DOCUMENT EXCERPT
Allan C. Brownfeld, Editor
Special Interest Report
September - October 2007

American Jews’ connection to Israel drops off with each subsequent generation, a new study suggests.  
The authors of the study, sociologists Steven M. Cohen and Ari Kelman, found a consistent increase in alienation in each younger generation, with middle-aged Jews less attached to Israel than older Jews, and younger Jews less attached than middle-aged Jews.  
“Every measure indicates a decline of attachment to Israel” from one generation to the next, Kelman, a sociologist at the University of California at Davis declared.  
The report, titled “Beyond Distancing: Young Adult American Jews and their Alienation from Israel,” was commissioned by the Andrea and Charles Bronfman Philanthropies.  
Washington Jewish Week (Sept. 13, 2007) reports that, “The major findings are that successively younger American Jews feel increasingly distant from Israel, and that this trend has been increasing steadily for decades. For example, less than half (48 percent) of respondents under 35 agreed that ‘Israel’s destruction would be a personal tragedy,’ compared to 78 percent of those 65 and older. And just 54 percent of the younger group are ‘comfortable with the idea of a Jewish state,’ compared to 81 percent of those 65 or older, 74 percent of those 50-64 and 64 percent of the 35-49 age group.”

LIST OF TASKS
1. Which percentage figures appear in the report excerpt on American Jews' attachment to Israel? List every one.
2. Can you reproduce the part of the report excerpt that begins at the words "American Jews’ connection" and stops after the words "at Davis declared."?

Element box records
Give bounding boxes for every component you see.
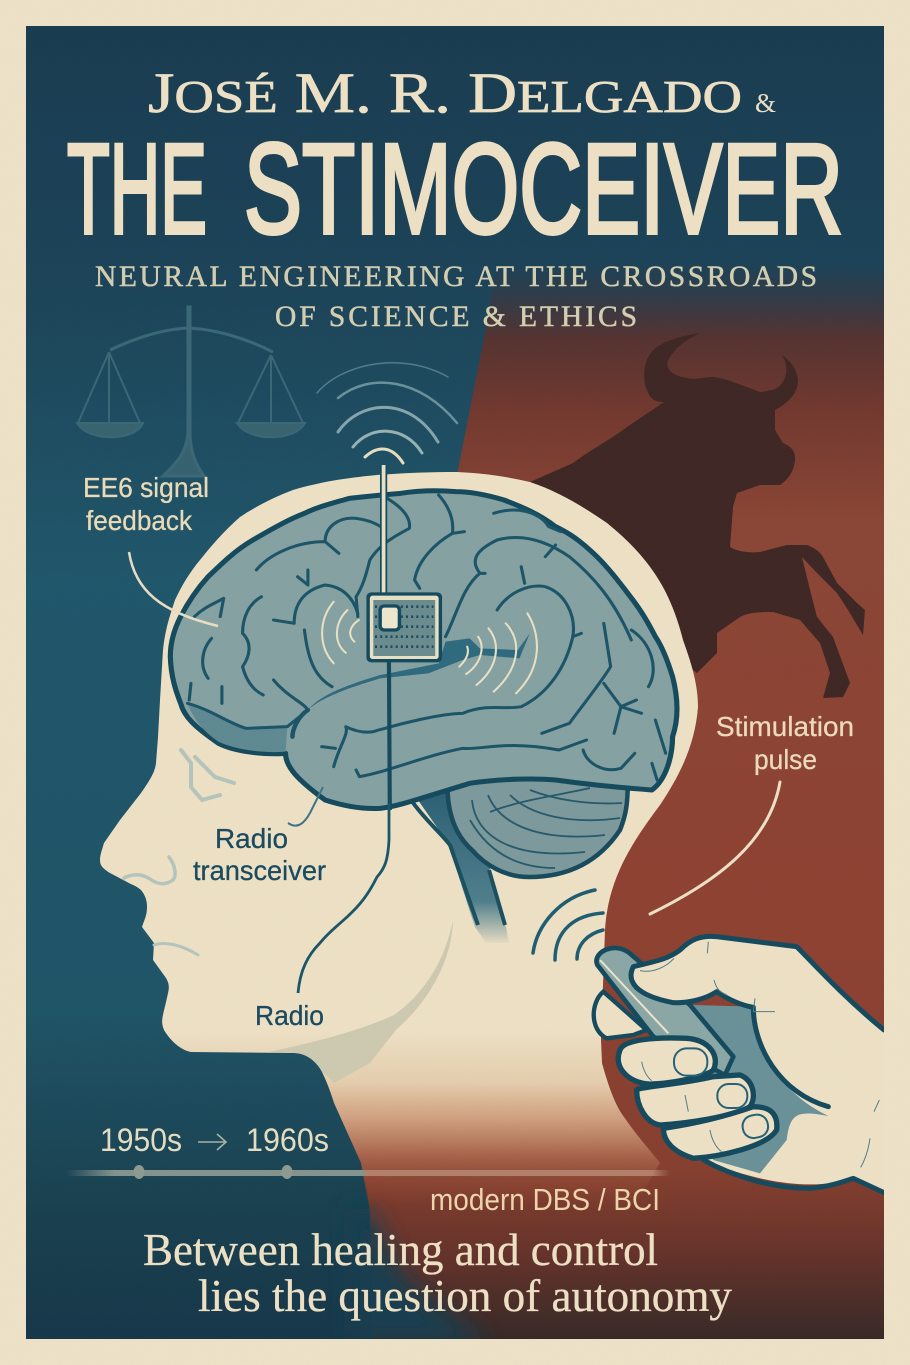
EEG leader line xyxy=(129,552,218,626)
jaw shadow xyxy=(269,920,453,1083)
nostril xyxy=(124,857,175,884)
eye xyxy=(181,750,234,800)
subtitle line 1: NEURAL ENGINEERING AT THE CROSSROADS xyxy=(95,261,817,293)
left pan xyxy=(78,352,140,423)
transceiver leader line xyxy=(288,787,323,826)
nails xyxy=(674,1048,770,1140)
subtitle line 2: OF SCIENCE & ETHICS xyxy=(275,301,637,333)
label: EEG signal feedback: EE6 signal xyxy=(83,472,209,503)
column xyxy=(163,307,204,476)
scales of justice xyxy=(77,307,305,476)
implant chip xyxy=(366,592,442,662)
label: stimulation pulse xyxy=(716,711,854,775)
lateral fissure xyxy=(308,633,530,710)
palm shadow xyxy=(653,1005,828,1173)
thumb and back of hand xyxy=(631,936,884,1193)
title line 2: THE xyxy=(67,118,207,261)
right pan xyxy=(238,355,303,423)
timeline xyxy=(66,1122,670,1217)
label: stimulation pulse: pulse xyxy=(754,744,817,775)
ring finger xyxy=(663,1107,777,1158)
middle finger xyxy=(637,1075,753,1125)
thumb and hand outline xyxy=(631,936,884,1193)
label: radio transceiver xyxy=(193,823,326,886)
antenna rod xyxy=(382,465,386,592)
label: radio transceiver: Radio xyxy=(215,823,288,854)
title xyxy=(67,62,843,261)
timeline markers xyxy=(134,1165,144,1179)
brain folds xyxy=(188,495,666,780)
index finger xyxy=(618,1038,715,1084)
head silhouette xyxy=(100,472,698,1213)
ampersand: & xyxy=(755,88,776,118)
timeline axis xyxy=(66,1170,670,1176)
stimulation leader line xyxy=(650,782,780,914)
soft teal wedge at bottom xyxy=(368,1198,487,1339)
brain stem edges xyxy=(411,800,505,925)
broadcast arcs xyxy=(317,363,457,463)
chip circuit texture xyxy=(373,600,435,656)
label: EEG signal feedback: feedback xyxy=(86,505,193,536)
chip contact xyxy=(380,606,399,630)
1960s label: 1960s xyxy=(246,1122,329,1158)
brain outline xyxy=(170,491,677,809)
label: stimulation pulse: Stimulation xyxy=(716,711,854,742)
hand arcs xyxy=(533,890,603,960)
brain stem xyxy=(419,793,508,942)
controller xyxy=(597,948,733,1075)
cerebellum xyxy=(447,772,628,877)
mouth xyxy=(154,943,198,955)
bull silhouette xyxy=(530,333,865,698)
signal arcs right xyxy=(459,613,537,693)
back finger xyxy=(594,992,647,1038)
wire to radio xyxy=(298,803,389,993)
label: radio transceiver: transceiver xyxy=(193,855,326,886)
lower frontal shading xyxy=(188,703,287,752)
subtitle xyxy=(95,261,817,333)
skin creases xyxy=(640,942,879,1167)
label: radio: Radio xyxy=(255,1000,324,1031)
signal arcs left xyxy=(322,602,359,663)
cerebellum body xyxy=(447,772,628,877)
controller highlight xyxy=(600,960,668,1033)
modern label: modern DBS / BCI xyxy=(430,1182,660,1217)
cerebellum folds xyxy=(470,788,622,868)
label: EEG signal feedback xyxy=(83,472,209,536)
wire from chip xyxy=(389,630,390,810)
red field xyxy=(364,262,884,1339)
title line 1: JOSÉ M. R. D ELGADO xyxy=(148,62,742,125)
beam xyxy=(110,328,273,352)
1950s label: 1950s xyxy=(100,1122,182,1158)
closing quote: lies the question of autonomy xyxy=(198,1271,732,1321)
hand with controller xyxy=(594,936,884,1193)
brain xyxy=(170,465,677,810)
hand base xyxy=(663,1007,884,1193)
chip housing xyxy=(366,592,442,662)
closing quote xyxy=(143,1225,732,1321)
arrow xyxy=(198,1134,226,1150)
closing quote: Between healing and control xyxy=(143,1225,658,1275)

PER-TASK OUTPUTS
1. 48 percent, 78 percent, 54 percent, 81 percent, 74 percent, 64 percent

2.
American Jews’ connection to Israel drops off with each subsequent generation, a new study suggests.  
The authors of the study, sociologists Steven M. Cohen and Ari Kelman, found a consistent increase in alienation in each younger generation, with middle-aged Jews less attached to Israel than older Jews, and younger Jews less attached than middle-aged Jews.  
“Every measure indicates a decline of attachment to Israel” from one generation to the next, Kelman, a sociologist at the University of California at Davis declared.